Format the part of the material that opens with the line containing "close-file-icon [9, 132, 22, 144]" and closes with the line containing "save-as-command[interactable]: 另存为 [8, 76, 65, 98]" as a Markdown table with the columns No. and Line, numbering each row and leaving out blank lines. Include only those lines.

(Coordinate annotation records)
## BEGIN

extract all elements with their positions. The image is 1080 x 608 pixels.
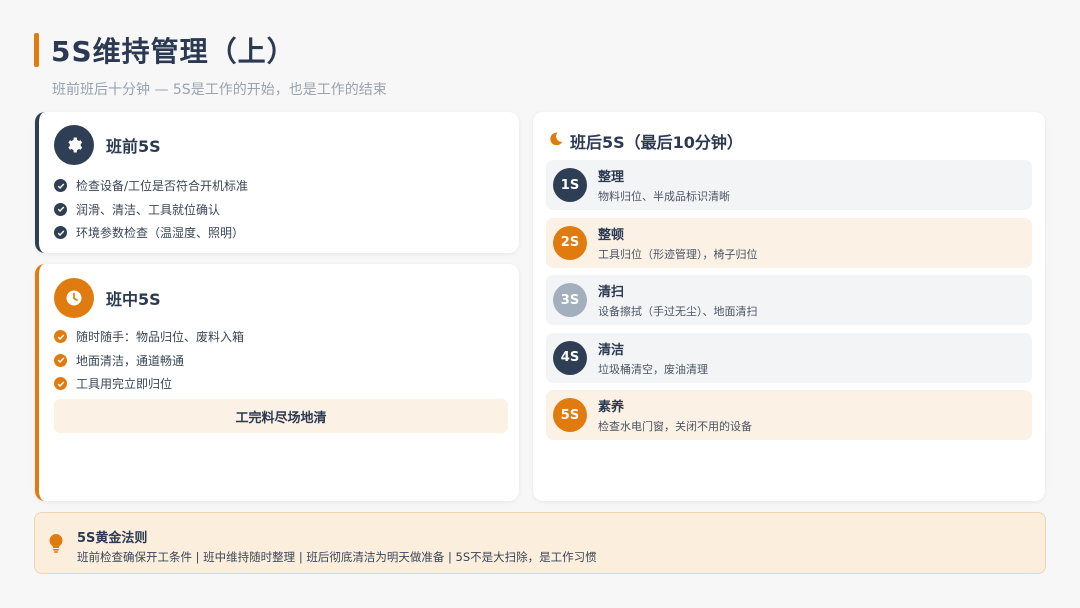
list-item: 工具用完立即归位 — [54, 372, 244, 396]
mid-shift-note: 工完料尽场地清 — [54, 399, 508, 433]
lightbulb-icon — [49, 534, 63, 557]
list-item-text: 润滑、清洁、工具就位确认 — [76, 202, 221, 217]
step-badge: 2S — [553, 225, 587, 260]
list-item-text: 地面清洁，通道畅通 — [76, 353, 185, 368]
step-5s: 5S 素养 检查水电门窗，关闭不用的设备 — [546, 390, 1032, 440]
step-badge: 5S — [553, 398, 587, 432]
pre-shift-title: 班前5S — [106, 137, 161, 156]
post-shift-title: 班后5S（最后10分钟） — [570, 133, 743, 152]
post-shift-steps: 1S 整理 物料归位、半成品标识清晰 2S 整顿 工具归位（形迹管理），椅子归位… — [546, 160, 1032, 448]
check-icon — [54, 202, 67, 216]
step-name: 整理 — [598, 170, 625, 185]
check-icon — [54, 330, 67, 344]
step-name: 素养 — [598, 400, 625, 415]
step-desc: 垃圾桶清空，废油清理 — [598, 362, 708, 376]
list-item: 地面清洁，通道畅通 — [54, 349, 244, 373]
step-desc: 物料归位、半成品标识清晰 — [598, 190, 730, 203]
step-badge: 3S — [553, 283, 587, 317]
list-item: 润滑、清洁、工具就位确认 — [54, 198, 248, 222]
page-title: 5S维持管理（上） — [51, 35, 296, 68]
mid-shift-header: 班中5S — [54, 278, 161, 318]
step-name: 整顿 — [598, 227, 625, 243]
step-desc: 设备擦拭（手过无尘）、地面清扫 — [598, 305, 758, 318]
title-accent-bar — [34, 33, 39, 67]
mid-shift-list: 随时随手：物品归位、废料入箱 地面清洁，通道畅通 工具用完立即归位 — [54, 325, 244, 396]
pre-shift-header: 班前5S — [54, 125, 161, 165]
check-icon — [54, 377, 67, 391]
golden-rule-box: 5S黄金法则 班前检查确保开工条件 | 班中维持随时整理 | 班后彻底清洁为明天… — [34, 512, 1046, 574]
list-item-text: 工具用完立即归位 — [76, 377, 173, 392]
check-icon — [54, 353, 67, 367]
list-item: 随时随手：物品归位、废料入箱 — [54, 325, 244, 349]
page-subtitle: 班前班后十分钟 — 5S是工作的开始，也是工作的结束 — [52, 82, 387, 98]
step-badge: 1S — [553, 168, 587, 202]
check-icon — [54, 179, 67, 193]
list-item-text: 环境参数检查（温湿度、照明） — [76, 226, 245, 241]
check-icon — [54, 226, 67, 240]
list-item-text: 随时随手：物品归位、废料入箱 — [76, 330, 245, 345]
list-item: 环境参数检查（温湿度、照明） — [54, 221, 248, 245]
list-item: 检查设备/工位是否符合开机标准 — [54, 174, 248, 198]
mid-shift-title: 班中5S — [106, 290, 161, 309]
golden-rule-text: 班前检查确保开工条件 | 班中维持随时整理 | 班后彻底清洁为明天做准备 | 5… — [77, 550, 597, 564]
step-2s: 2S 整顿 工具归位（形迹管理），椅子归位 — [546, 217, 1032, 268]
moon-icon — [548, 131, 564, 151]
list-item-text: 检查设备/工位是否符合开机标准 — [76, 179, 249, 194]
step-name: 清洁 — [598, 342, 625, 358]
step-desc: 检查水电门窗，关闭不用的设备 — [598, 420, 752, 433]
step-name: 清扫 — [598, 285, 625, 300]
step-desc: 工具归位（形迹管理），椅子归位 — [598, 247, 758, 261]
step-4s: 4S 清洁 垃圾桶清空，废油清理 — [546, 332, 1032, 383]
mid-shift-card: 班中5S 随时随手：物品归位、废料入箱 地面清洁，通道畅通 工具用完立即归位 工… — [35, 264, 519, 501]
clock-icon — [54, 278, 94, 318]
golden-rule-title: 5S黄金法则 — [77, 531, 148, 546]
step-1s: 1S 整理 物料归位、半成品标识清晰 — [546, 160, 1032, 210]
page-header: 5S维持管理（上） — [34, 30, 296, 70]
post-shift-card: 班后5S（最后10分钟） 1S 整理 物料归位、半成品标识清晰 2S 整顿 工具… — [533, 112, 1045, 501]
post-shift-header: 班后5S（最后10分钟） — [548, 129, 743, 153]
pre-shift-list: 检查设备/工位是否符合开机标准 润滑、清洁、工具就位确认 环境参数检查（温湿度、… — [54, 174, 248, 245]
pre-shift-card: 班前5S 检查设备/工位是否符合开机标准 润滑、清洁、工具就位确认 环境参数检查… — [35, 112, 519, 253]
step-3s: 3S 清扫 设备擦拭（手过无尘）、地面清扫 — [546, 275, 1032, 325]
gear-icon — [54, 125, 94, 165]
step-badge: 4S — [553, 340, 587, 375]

## END
## BEGIN

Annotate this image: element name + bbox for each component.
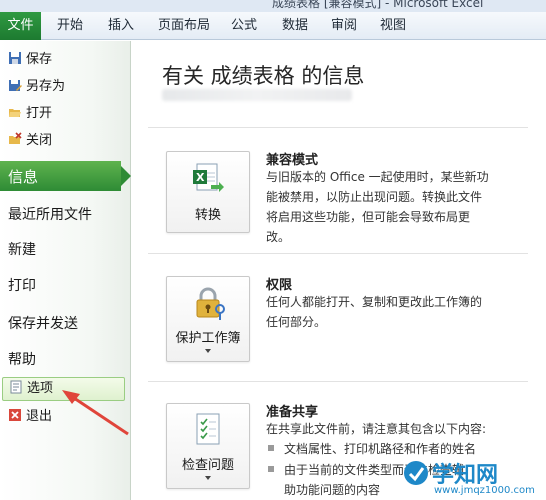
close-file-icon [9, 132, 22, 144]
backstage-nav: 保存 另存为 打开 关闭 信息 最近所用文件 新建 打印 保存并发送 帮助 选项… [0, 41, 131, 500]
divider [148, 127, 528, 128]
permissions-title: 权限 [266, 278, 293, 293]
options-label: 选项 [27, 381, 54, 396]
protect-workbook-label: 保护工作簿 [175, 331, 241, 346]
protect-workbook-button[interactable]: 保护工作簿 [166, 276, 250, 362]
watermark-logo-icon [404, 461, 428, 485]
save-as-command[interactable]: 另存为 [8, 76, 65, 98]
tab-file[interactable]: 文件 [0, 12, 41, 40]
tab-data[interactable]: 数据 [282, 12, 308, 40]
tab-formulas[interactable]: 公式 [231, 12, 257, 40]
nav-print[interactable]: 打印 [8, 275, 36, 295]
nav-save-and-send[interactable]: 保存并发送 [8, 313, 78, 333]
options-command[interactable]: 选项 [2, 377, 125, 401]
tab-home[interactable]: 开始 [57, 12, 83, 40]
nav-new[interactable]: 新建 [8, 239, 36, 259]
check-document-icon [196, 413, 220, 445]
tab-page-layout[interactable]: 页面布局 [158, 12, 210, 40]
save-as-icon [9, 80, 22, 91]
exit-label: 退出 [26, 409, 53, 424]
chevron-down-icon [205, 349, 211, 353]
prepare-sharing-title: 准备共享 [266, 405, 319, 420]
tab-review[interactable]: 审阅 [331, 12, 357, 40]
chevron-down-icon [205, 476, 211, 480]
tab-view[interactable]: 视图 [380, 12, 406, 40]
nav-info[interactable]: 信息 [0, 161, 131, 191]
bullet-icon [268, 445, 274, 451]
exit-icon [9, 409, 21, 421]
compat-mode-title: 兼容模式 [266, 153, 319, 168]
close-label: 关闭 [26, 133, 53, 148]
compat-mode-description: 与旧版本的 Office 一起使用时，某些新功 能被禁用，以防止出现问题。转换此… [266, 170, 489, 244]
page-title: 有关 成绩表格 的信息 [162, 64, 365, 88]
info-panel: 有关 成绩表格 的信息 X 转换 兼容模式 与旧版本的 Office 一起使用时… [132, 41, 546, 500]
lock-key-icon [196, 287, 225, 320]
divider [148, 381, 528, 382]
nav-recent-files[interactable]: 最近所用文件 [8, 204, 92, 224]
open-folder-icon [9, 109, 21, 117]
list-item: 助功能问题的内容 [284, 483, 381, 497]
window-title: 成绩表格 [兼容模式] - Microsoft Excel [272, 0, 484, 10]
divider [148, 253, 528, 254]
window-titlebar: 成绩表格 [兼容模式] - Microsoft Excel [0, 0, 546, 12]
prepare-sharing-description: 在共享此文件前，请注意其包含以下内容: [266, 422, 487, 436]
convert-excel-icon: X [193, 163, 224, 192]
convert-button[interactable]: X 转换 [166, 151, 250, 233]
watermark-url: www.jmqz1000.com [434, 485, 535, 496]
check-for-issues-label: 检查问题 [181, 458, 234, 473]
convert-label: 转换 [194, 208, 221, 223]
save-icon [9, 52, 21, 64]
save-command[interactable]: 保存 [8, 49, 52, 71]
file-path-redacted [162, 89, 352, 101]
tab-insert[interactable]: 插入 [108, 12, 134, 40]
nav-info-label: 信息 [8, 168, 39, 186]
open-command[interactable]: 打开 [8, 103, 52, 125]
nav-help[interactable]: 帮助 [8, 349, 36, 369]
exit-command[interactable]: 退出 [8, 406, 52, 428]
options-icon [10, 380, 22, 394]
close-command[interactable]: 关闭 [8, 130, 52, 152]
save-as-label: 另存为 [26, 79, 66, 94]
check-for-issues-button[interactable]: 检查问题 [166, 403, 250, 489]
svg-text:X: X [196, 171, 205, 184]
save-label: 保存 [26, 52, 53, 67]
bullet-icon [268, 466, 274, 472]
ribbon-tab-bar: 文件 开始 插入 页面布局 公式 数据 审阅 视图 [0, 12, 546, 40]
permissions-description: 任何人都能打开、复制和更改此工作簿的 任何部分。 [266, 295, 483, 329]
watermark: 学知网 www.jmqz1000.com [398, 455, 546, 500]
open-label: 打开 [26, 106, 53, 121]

## END

• [SOLVED PROBLEM]:
| No. | Line |
|---|---|
| 1 | close-file-icon [9, 132, 22, 144] |
| 2 | backstage-nav: 保存 另存为 打开 关闭 信息 最近所用文件 新建 打印 保存并发送 帮助 选项… [0, 41, 131, 500] |
| 3 | divider [148, 127, 528, 128] |
| 4 | permissions-title: 权限 [266, 278, 293, 293] |
| 5 | options-label: 选项 [27, 381, 54, 396] |
| 6 | protect-workbook-label: 保护工作簿 [175, 331, 241, 346] |
| 7 | protect-workbook-button[interactable]: 保护工作簿 [166, 276, 250, 362] |
| 8 | watermark-logo-icon [404, 461, 428, 485] |
| 9 | save-as-command[interactable]: 另存为 [8, 76, 65, 98] |